▶ _DO THIS_
Give only the number of lines that include the string "label".

--

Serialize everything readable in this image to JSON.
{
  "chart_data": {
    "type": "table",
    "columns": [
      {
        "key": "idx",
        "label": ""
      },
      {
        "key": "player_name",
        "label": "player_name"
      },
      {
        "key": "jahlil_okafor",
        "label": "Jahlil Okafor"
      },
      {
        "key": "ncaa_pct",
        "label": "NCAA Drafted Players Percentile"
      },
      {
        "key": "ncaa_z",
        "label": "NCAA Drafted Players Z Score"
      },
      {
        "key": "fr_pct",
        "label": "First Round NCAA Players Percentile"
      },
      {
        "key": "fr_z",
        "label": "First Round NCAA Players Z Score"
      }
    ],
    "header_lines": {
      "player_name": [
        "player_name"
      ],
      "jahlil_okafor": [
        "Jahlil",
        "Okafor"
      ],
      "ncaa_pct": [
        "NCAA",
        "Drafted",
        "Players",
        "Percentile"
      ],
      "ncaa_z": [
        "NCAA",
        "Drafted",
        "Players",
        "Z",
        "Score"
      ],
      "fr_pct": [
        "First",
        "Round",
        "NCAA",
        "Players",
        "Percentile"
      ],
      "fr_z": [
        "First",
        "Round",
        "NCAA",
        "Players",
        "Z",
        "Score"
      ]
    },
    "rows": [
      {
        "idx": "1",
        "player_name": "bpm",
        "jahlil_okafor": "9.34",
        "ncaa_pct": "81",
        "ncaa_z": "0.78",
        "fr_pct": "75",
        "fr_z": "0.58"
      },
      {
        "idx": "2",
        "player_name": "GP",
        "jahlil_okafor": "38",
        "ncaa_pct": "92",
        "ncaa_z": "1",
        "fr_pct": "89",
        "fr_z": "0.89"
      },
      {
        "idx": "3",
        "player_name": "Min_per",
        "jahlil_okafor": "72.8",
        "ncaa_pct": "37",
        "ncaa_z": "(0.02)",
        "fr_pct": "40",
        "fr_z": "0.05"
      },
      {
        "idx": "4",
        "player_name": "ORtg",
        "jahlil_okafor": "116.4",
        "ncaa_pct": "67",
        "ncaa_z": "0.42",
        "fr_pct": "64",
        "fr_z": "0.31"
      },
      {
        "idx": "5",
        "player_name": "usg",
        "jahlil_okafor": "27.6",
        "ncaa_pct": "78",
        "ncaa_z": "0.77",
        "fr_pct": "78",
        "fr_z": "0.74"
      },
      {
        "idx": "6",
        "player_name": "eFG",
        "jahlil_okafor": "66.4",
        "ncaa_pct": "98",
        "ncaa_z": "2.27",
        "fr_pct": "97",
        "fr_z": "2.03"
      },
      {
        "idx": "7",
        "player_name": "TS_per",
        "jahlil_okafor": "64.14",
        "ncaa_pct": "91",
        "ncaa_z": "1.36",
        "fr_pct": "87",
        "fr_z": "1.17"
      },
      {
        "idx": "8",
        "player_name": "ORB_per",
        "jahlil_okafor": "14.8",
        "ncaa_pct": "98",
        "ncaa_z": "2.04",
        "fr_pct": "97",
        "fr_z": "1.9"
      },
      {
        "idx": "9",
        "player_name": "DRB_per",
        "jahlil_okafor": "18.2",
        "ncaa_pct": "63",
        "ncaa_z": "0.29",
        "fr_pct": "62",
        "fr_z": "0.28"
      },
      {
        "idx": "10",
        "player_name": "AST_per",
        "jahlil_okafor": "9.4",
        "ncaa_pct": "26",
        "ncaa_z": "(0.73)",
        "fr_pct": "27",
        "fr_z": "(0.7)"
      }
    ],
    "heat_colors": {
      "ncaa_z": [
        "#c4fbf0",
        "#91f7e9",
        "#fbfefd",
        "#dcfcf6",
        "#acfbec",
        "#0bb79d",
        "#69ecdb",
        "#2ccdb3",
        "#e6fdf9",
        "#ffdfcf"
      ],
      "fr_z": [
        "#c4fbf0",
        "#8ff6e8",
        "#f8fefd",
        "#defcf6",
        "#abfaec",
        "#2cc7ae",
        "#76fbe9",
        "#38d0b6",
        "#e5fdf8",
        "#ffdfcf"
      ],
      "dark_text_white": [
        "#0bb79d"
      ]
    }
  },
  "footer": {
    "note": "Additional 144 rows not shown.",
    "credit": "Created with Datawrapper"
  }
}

--

▶ _FULL ANSWER_
7